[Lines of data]
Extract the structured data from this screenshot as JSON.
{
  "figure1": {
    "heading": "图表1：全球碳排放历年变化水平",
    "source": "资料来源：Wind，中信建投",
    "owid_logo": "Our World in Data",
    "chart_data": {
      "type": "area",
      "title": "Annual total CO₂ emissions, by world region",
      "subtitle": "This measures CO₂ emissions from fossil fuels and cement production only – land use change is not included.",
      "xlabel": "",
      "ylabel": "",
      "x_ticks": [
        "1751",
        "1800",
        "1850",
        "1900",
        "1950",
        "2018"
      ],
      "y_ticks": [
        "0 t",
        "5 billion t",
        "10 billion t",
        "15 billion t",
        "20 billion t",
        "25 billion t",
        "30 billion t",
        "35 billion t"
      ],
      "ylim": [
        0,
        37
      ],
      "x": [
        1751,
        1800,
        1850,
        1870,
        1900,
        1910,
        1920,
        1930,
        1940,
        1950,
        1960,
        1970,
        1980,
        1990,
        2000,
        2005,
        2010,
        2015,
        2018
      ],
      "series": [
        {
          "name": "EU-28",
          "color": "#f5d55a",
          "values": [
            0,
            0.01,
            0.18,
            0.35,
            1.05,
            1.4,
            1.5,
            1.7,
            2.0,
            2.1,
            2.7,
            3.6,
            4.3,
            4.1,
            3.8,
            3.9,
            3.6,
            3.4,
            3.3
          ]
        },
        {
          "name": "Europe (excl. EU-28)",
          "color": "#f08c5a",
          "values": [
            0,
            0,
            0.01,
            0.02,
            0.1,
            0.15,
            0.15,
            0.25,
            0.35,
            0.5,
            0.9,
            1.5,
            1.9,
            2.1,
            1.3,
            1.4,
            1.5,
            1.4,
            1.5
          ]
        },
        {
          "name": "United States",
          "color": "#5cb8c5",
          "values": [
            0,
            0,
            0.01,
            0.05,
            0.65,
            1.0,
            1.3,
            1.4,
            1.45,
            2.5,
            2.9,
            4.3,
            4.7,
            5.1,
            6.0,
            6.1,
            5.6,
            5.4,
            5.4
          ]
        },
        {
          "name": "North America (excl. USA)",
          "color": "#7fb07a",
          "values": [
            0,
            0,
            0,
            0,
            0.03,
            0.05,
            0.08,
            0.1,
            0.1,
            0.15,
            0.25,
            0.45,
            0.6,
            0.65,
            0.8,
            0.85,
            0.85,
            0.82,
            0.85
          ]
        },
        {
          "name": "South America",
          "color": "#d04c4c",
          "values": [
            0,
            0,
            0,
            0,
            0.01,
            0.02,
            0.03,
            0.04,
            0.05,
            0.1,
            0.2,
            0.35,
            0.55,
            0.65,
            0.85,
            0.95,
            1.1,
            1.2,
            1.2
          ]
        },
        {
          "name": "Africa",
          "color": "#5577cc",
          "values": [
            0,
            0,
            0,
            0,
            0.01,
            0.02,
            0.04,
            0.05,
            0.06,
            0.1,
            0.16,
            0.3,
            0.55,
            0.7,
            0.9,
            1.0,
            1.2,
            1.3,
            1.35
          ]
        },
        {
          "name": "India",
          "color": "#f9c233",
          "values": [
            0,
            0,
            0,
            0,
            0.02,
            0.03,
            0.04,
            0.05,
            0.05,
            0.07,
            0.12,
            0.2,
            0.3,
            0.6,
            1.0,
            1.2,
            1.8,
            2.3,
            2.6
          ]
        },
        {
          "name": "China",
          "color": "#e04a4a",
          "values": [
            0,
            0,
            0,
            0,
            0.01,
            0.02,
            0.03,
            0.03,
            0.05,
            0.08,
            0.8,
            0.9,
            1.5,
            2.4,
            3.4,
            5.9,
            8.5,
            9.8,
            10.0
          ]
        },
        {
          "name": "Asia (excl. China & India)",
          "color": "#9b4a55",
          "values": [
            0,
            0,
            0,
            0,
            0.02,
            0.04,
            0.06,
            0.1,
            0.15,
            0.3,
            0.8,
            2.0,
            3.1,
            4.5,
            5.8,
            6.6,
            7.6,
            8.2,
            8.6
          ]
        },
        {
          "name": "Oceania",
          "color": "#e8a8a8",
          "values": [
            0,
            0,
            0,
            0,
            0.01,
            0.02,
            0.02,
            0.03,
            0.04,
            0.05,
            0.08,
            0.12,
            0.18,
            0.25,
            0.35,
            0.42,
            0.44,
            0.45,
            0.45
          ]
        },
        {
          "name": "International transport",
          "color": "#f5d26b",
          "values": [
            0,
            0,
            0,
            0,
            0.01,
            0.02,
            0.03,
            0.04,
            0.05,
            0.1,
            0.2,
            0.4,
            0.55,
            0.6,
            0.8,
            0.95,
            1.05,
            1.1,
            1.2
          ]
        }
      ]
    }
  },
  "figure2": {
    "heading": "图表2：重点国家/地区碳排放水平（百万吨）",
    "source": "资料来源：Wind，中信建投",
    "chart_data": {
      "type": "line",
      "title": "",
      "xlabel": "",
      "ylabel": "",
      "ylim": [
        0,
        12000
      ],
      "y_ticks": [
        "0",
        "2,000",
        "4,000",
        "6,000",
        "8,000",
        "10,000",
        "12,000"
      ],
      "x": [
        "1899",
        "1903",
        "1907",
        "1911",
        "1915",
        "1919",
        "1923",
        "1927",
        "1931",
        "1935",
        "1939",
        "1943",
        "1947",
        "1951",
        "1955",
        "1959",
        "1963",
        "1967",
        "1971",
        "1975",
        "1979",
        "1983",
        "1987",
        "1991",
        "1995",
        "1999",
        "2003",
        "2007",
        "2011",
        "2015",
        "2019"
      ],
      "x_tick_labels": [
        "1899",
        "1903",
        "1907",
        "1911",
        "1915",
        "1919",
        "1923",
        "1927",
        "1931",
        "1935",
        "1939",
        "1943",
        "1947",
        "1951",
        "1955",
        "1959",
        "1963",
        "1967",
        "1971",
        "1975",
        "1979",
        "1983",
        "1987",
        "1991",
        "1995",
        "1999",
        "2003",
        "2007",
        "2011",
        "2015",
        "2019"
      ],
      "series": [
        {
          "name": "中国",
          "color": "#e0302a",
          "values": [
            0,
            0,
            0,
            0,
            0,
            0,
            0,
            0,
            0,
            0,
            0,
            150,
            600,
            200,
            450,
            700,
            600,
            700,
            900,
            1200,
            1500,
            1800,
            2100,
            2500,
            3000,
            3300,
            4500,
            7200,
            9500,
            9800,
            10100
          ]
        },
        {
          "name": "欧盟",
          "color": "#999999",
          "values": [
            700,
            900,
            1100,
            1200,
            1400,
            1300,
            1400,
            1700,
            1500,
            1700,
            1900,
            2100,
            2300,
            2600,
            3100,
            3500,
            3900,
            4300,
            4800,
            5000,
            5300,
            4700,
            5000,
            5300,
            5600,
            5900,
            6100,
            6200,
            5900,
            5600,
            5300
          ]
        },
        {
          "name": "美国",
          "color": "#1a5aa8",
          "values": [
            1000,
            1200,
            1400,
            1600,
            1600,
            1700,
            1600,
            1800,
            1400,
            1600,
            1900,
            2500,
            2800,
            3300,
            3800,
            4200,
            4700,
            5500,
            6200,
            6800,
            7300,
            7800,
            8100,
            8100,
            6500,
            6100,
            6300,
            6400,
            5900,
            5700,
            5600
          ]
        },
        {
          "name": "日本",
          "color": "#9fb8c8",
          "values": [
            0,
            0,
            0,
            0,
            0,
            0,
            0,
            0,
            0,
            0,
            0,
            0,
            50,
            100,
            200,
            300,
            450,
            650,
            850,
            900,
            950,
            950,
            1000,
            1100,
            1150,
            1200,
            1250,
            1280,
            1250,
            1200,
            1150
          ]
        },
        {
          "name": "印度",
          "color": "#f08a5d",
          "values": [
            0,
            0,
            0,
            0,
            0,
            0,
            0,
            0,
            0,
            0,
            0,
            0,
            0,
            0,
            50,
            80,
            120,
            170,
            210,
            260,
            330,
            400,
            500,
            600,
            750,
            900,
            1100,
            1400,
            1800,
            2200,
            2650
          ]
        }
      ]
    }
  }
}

DIRECTIVE = Scan the material line by line and report each one that contains "India".

ANSWER TO THE TASK =
          "name": "India",
          "name": "Asia (excl. China & India)",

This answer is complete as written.